[Task details]: From the records, pick out and copy each line containing "text".

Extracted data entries
— begin —
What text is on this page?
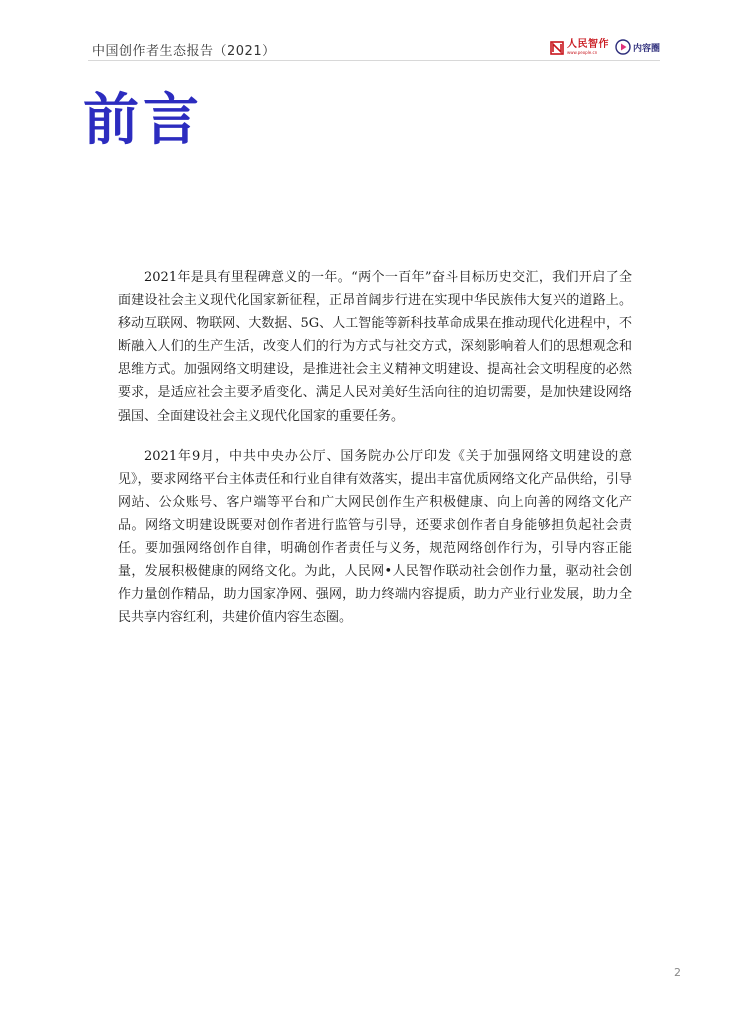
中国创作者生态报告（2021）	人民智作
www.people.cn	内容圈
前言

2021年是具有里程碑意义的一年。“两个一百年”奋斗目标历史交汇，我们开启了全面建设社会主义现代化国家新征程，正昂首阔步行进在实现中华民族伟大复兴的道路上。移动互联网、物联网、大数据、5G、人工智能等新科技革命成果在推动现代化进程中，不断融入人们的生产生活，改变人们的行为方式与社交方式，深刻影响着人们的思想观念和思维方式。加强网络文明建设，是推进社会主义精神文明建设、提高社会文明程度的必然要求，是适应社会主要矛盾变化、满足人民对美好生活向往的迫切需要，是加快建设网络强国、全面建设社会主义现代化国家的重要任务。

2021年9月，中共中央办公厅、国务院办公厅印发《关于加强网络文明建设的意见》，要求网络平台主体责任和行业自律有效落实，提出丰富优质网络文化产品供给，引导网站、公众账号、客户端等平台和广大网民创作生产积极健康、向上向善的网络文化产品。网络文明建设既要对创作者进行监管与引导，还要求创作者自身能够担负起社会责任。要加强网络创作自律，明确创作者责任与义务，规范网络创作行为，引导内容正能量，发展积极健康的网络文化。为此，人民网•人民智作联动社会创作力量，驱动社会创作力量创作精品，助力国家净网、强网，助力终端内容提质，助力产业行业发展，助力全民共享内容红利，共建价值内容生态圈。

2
— end —
— begin —
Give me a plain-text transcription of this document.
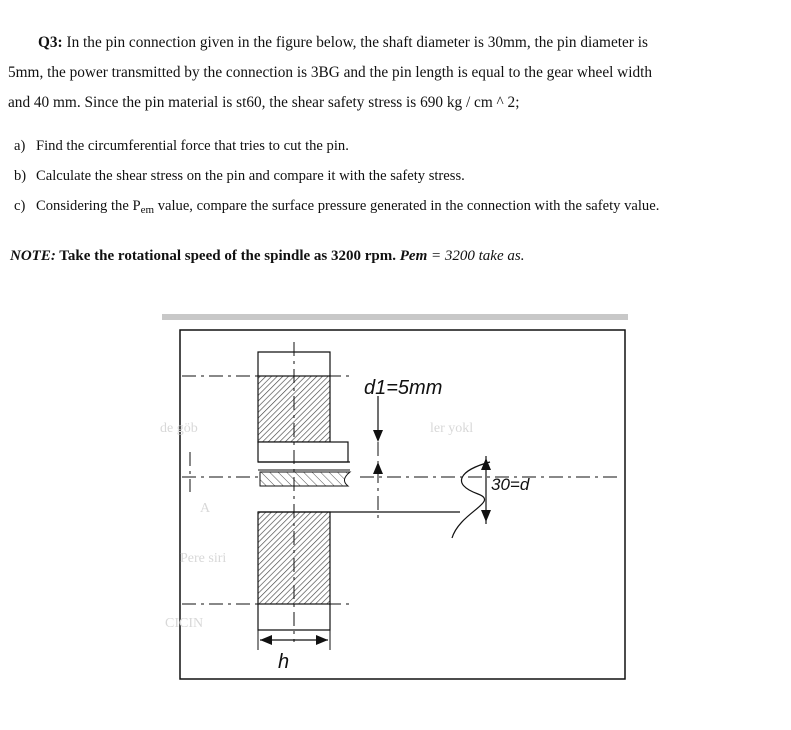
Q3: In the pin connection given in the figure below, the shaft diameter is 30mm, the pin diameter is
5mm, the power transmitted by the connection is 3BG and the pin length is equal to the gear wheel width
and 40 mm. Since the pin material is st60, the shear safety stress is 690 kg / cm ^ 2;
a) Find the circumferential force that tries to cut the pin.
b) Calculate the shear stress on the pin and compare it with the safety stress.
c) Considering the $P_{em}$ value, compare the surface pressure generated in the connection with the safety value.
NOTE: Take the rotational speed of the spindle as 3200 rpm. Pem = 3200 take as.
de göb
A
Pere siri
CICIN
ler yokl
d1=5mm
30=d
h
— end —
[Response to this task]:
What text is on this page?
Give me a plain-text transcription of this document.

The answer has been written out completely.